DESCRIPTION OF THE TASK:
Repeat every entry in the listing below, exactly.

TASK MATERIAL:
══════════
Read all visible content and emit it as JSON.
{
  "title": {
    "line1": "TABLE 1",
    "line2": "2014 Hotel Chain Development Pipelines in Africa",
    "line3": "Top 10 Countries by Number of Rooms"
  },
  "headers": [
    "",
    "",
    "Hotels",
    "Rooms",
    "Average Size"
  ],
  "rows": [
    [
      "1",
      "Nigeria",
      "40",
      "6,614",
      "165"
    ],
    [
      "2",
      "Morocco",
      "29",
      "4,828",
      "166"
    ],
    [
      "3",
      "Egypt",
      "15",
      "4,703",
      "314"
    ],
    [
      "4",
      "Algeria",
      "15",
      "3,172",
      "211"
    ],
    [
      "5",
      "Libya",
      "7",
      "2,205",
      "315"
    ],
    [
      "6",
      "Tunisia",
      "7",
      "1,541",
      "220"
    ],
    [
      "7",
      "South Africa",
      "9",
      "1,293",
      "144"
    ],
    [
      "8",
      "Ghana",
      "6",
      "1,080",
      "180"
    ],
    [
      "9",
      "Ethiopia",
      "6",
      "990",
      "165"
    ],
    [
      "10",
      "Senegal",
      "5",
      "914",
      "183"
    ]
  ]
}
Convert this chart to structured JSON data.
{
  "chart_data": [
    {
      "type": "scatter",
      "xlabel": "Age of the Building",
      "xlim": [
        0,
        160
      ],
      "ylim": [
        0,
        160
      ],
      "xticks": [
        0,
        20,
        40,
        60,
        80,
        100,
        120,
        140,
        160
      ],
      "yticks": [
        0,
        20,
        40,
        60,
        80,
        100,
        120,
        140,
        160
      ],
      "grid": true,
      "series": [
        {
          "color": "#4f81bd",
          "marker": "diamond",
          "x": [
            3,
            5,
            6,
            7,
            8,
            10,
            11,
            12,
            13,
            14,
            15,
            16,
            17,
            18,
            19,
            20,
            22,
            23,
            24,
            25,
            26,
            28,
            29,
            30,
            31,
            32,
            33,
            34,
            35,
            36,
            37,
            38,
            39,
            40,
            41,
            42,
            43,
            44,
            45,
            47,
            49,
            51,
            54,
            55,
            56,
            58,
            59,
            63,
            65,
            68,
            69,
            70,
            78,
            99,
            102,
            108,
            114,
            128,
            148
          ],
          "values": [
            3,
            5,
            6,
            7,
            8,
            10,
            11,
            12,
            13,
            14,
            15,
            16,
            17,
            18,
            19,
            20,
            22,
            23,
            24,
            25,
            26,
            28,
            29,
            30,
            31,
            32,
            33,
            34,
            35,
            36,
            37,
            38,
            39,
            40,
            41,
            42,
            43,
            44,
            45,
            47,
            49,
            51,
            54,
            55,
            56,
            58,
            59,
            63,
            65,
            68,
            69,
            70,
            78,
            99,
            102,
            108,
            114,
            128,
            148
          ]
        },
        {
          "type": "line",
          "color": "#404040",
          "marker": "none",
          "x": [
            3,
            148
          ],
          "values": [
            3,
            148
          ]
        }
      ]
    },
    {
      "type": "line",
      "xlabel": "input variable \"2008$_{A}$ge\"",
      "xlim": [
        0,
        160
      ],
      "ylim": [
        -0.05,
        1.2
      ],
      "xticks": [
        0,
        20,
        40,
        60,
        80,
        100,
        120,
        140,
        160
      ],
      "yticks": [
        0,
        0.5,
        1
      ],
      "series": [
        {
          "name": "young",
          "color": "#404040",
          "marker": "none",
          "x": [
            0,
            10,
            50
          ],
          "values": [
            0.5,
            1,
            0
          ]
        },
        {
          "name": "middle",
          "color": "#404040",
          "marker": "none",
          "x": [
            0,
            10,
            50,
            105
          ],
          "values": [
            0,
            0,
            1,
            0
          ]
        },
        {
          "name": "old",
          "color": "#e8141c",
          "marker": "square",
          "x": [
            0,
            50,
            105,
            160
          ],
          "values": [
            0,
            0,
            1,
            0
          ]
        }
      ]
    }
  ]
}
══════════
FINISHED TASK:
Read all visible content and emit it as JSON.
{
  "title": {
    "line1": "TABLE 1",
    "line2": "2014 Hotel Chain Development Pipelines in Africa",
    "line3": "Top 10 Countries by Number of Rooms"
  },
  "headers": [
    "",
    "",
    "Hotels",
    "Rooms",
    "Average Size"
  ],
  "rows": [
    [
      "1",
      "Nigeria",
      "40",
      "6,614",
      "165"
    ],
    [
      "2",
      "Morocco",
      "29",
      "4,828",
      "166"
    ],
    [
      "3",
      "Egypt",
      "15",
      "4,703",
      "314"
    ],
    [
      "4",
      "Algeria",
      "15",
      "3,172",
      "211"
    ],
    [
      "5",
      "Libya",
      "7",
      "2,205",
      "315"
    ],
    [
      "6",
      "Tunisia",
      "7",
      "1,541",
      "220"
    ],
    [
      "7",
      "South Africa",
      "9",
      "1,293",
      "144"
    ],
    [
      "8",
      "Ghana",
      "6",
      "1,080",
      "180"
    ],
    [
      "9",
      "Ethiopia",
      "6",
      "990",
      "165"
    ],
    [
      "10",
      "Senegal",
      "5",
      "914",
      "183"
    ]
  ]
}
Convert this chart to structured JSON data.
{
  "chart_data": [
    {
      "type": "scatter",
      "xlabel": "Age of the Building",
      "xlim": [
        0,
        160
      ],
      "ylim": [
        0,
        160
      ],
      "xticks": [
        0,
        20,
        40,
        60,
        80,
        100,
        120,
        140,
        160
      ],
      "yticks": [
        0,
        20,
        40,
        60,
        80,
        100,
        120,
        140,
        160
      ],
      "grid": true,
      "series": [
        {
          "color": "#4f81bd",
          "marker": "diamond",
          "x": [
            3,
            5,
            6,
            7,
            8,
            10,
            11,
            12,
            13,
            14,
            15,
            16,
            17,
            18,
            19,
            20,
            22,
            23,
            24,
            25,
            26,
            28,
            29,
            30,
            31,
            32,
            33,
            34,
            35,
            36,
            37,
            38,
            39,
            40,
            41,
            42,
            43,
            44,
            45,
            47,
            49,
            51,
            54,
            55,
            56,
            58,
            59,
            63,
            65,
            68,
            69,
            70,
            78,
            99,
            102,
            108,
            114,
            128,
            148
          ],
          "values": [
            3,
            5,
            6,
            7,
            8,
            10,
            11,
            12,
            13,
            14,
            15,
            16,
            17,
            18,
            19,
            20,
            22,
            23,
            24,
            25,
            26,
            28,
            29,
            30,
            31,
            32,
            33,
            34,
            35,
            36,
            37,
            38,
            39,
            40,
            41,
            42,
            43,
            44,
            45,
            47,
            49,
            51,
            54,
            55,
            56,
            58,
            59,
            63,
            65,
            68,
            69,
            70,
            78,
            99,
            102,
            108,
            114,
            128,
            148
          ]
        },
        {
          "type": "line",
          "color": "#404040",
          "marker": "none",
          "x": [
            3,
            148
          ],
          "values": [
            3,
            148
          ]
        }
      ]
    },
    {
      "type": "line",
      "xlabel": "input variable \"2008$_{A}$ge\"",
      "xlim": [
        0,
        160
      ],
      "ylim": [
        -0.05,
        1.2
      ],
      "xticks": [
        0,
        20,
        40,
        60,
        80,
        100,
        120,
        140,
        160
      ],
      "yticks": [
        0,
        0.5,
        1
      ],
      "series": [
        {
          "name": "young",
          "color": "#404040",
          "marker": "none",
          "x": [
            0,
            10,
            50
          ],
          "values": [
            0.5,
            1,
            0
          ]
        },
        {
          "name": "middle",
          "color": "#404040",
          "marker": "none",
          "x": [
            0,
            10,
            50,
            105
          ],
          "values": [
            0,
            0,
            1,
            0
          ]
        },
        {
          "name": "old",
          "color": "#e8141c",
          "marker": "square",
          "x": [
            0,
            50,
            105,
            160
          ],
          "values": [
            0,
            0,
            1,
            0
          ]
        }
      ]
    }
  ]
}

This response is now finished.